[THE TASK] Below are some records; return each one exactly.

[EXTRACTED DATA]
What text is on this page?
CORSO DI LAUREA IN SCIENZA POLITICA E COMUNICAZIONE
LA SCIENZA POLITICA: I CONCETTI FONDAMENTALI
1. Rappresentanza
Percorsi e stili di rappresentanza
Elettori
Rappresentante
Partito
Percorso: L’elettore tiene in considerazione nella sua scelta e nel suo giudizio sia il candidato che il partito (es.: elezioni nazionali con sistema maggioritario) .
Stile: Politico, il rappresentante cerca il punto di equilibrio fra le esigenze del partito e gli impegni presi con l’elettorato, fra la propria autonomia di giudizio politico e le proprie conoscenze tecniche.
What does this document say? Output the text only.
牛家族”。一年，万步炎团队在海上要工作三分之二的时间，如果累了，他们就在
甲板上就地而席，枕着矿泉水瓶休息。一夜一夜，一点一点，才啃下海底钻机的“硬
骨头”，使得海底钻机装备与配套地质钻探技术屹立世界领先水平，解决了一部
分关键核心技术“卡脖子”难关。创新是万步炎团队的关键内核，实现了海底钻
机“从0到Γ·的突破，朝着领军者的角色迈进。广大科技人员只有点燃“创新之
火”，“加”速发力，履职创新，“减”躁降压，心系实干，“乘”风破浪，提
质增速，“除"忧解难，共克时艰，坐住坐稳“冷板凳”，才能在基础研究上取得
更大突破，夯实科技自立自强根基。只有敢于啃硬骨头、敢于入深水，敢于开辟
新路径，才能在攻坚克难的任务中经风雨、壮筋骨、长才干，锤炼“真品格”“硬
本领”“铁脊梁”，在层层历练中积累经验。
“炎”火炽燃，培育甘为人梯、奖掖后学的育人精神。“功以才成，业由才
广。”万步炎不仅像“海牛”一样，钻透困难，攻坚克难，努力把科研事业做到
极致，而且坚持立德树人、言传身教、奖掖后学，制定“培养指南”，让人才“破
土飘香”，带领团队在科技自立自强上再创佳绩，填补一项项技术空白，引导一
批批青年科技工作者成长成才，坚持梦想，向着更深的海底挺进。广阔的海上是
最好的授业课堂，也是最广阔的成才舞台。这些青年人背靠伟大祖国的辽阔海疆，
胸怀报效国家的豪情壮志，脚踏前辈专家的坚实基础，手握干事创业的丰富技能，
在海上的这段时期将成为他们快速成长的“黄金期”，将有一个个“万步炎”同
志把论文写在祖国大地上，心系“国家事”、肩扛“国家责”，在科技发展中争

[RESPONSE BELOW]
What text is on this page?
CORSO DI LAUREA IN SCIENZA POLITICA E COMUNICAZIONE
LA SCIENZA POLITICA: I CONCETTI FONDAMENTALI
1. Rappresentanza
Percorsi e stili di rappresentanza
Elettori
Rappresentante
Partito
Percorso: L’elettore tiene in considerazione nella sua scelta e nel suo giudizio sia il candidato che il partito (es.: elezioni nazionali con sistema maggioritario) .
Stile: Politico, il rappresentante cerca il punto di equilibrio fra le esigenze del partito e gli impegni presi con l’elettorato, fra la propria autonomia di giudizio politico e le proprie conoscenze tecniche.
What does this document say? Output the text only.
牛家族”。一年，万步炎团队在海上要工作三分之二的时间，如果累了，他们就在
甲板上就地而席，枕着矿泉水瓶休息。一夜一夜，一点一点，才啃下海底钻机的“硬
骨头”，使得海底钻机装备与配套地质钻探技术屹立世界领先水平，解决了一部
分关键核心技术“卡脖子”难关。创新是万步炎团队的关键内核，实现了海底钻
机“从0到Γ·的突破，朝着领军者的角色迈进。广大科技人员只有点燃“创新之
火”，“加”速发力，履职创新，“减”躁降压，心系实干，“乘”风破浪，提
质增速，“除"忧解难，共克时艰，坐住坐稳“冷板凳”，才能在基础研究上取得
更大突破，夯实科技自立自强根基。只有敢于啃硬骨头、敢于入深水，敢于开辟
新路径，才能在攻坚克难的任务中经风雨、壮筋骨、长才干，锤炼“真品格”“硬
本领”“铁脊梁”，在层层历练中积累经验。
“炎”火炽燃，培育甘为人梯、奖掖后学的育人精神。“功以才成，业由才
广。”万步炎不仅像“海牛”一样，钻透困难，攻坚克难，努力把科研事业做到
极致，而且坚持立德树人、言传身教、奖掖后学，制定“培养指南”，让人才“破
土飘香”，带领团队在科技自立自强上再创佳绩，填补一项项技术空白，引导一
批批青年科技工作者成长成才，坚持梦想，向着更深的海底挺进。广阔的海上是
最好的授业课堂，也是最广阔的成才舞台。这些青年人背靠伟大祖国的辽阔海疆，
胸怀报效国家的豪情壮志，脚踏前辈专家的坚实基础，手握干事创业的丰富技能，
在海上的这段时期将成为他们快速成长的“黄金期”，将有一个个“万步炎”同
志把论文写在祖国大地上，心系“国家事”、肩扛“国家责”，在科技发展中争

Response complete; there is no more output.